Filter the lines below, copying only those with the string "value".
########################################
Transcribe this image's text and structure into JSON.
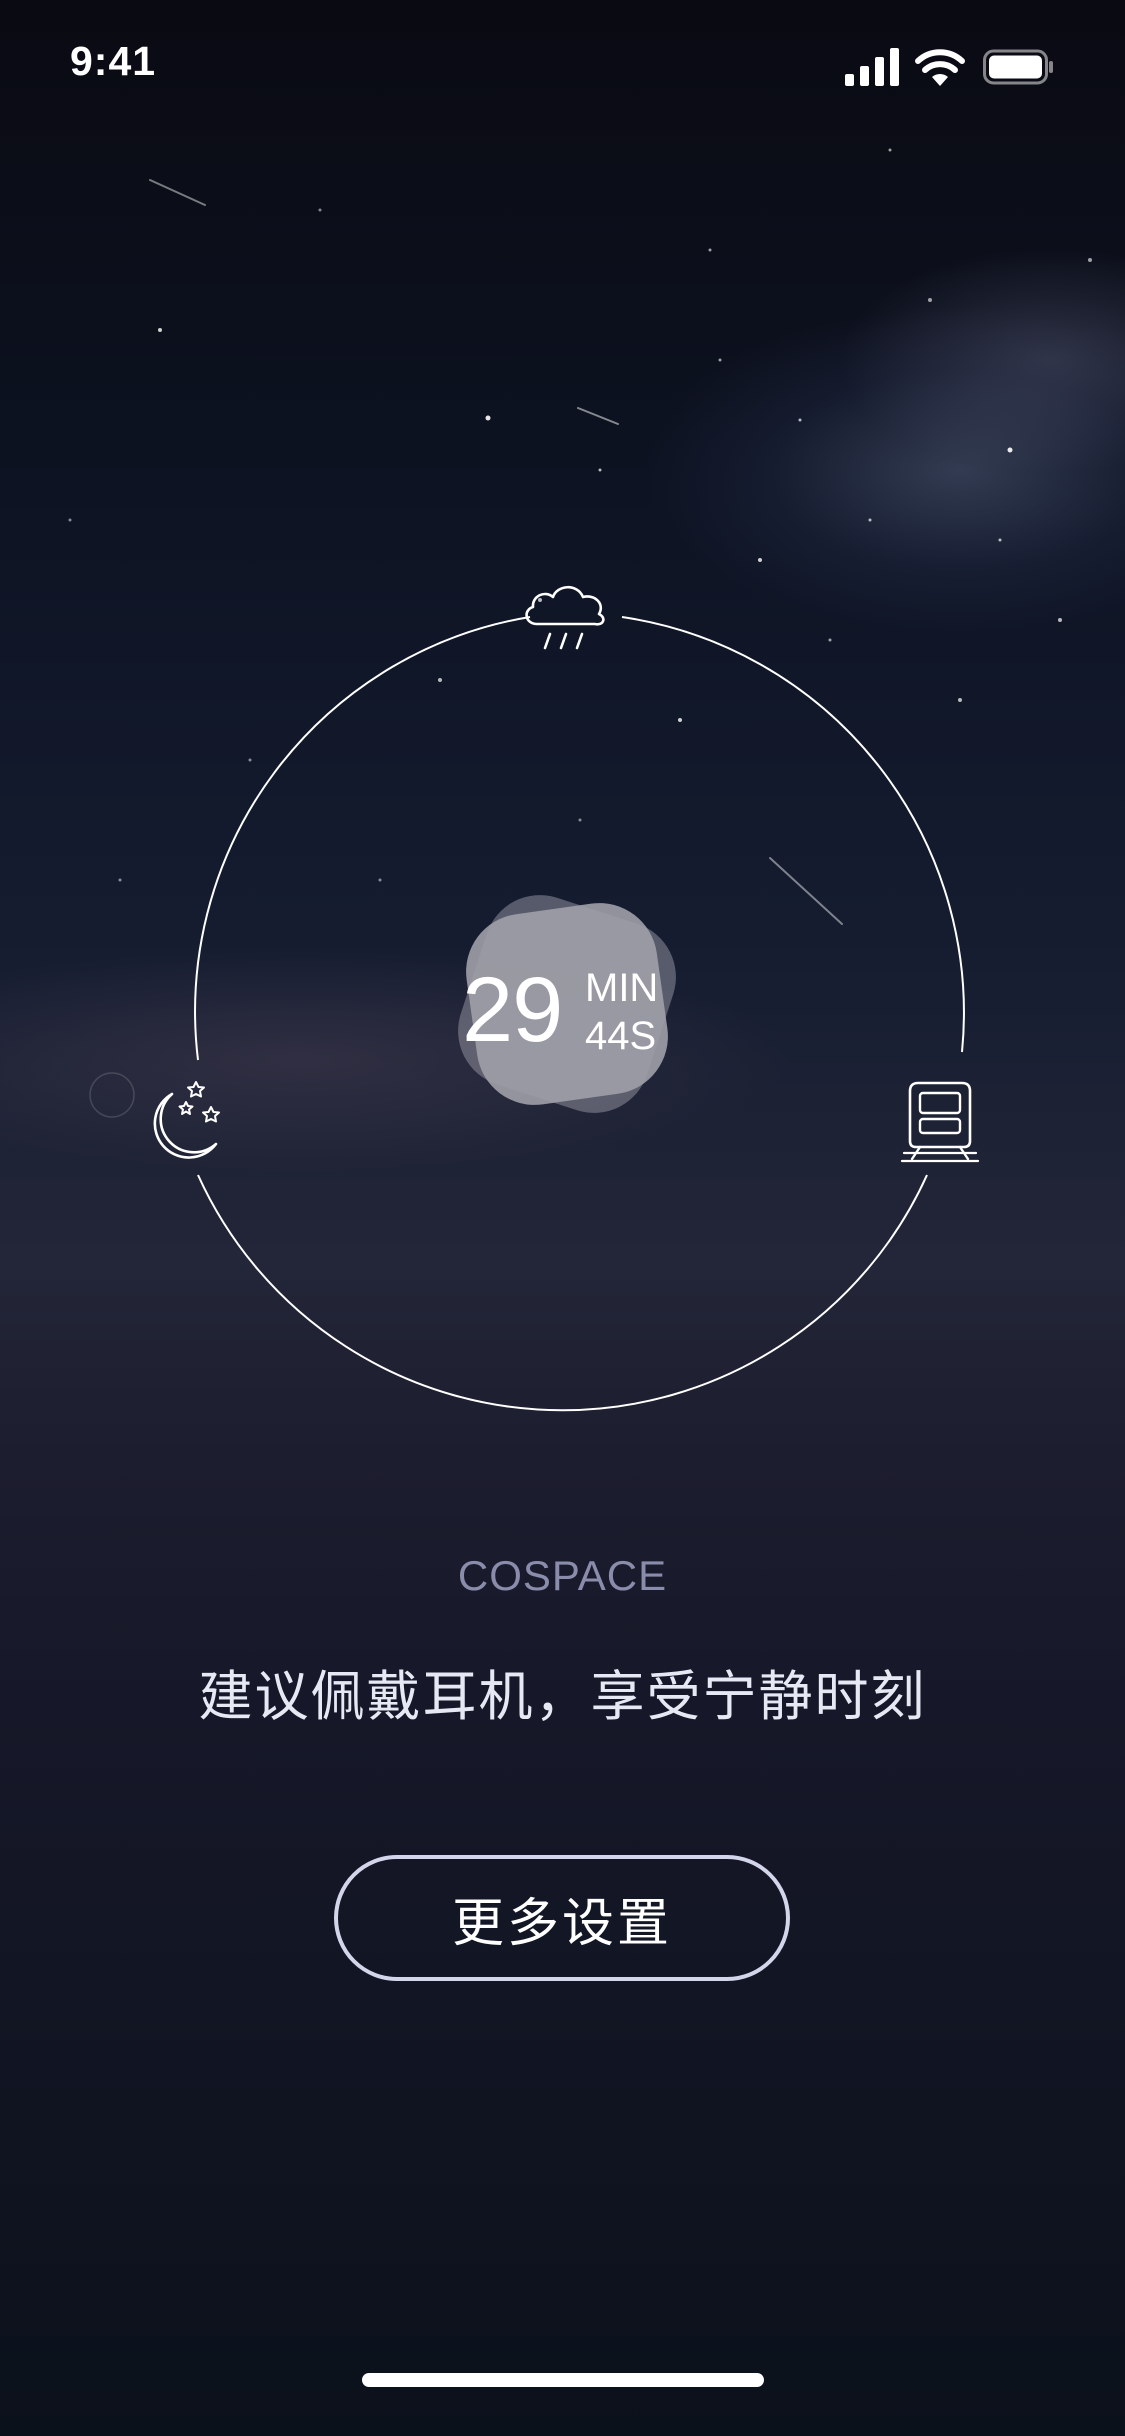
{
  "status_bar": {
    "time": "9:41",
    "icons": [
      "cellular-signal-icon",
      "wifi-icon",
      "battery-icon"
    ]
  },
  "timer": {
    "value": "29",
    "unit": "MIN",
    "seconds": "44S"
  },
  "scenes": {
    "top_icon": "rain-cloud-icon",
    "left_icon": "moon-stars-icon",
    "right_icon": "train-icon"
  },
  "brand": {
    "name": "COSPACE"
  },
  "tagline": "建议佩戴耳机，享受宁静时刻",
  "actions": {
    "more_settings_label": "更多设置"
  },
  "colors": {
    "ring": "#ffffff",
    "timer_box": "#9a9aa2",
    "brand_text": "#8a8cab",
    "button_border": "#d3d6ea"
  }
}
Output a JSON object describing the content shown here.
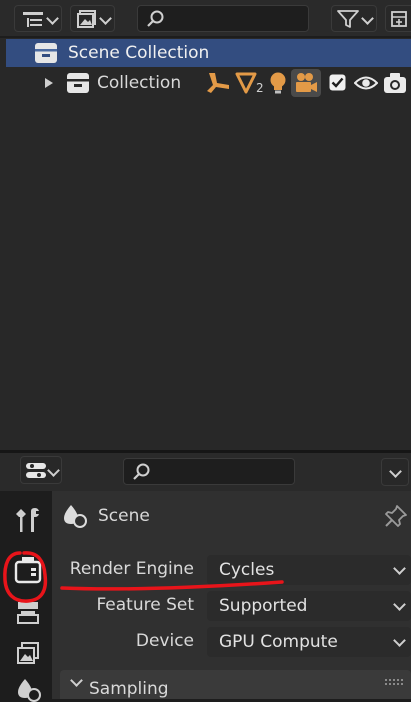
{
  "outliner": {
    "scene_collection": "Scene Collection",
    "collection": "Collection",
    "mesh_count": "2"
  },
  "properties": {
    "context_title": "Scene",
    "render_engine": {
      "label": "Render Engine",
      "value": "Cycles"
    },
    "feature_set": {
      "label": "Feature Set",
      "value": "Supported"
    },
    "device": {
      "label": "Device",
      "value": "GPU Compute"
    },
    "panel_sampling": "Sampling"
  },
  "colors": {
    "selection": "#334d80",
    "orange_icon": "#e39a47",
    "annotation": "#e8141a"
  }
}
########################################
— Answer to the task —
    "value": "29",
      "value": "Cycles"
      "value": "Supported"
      "value": "GPU Compute"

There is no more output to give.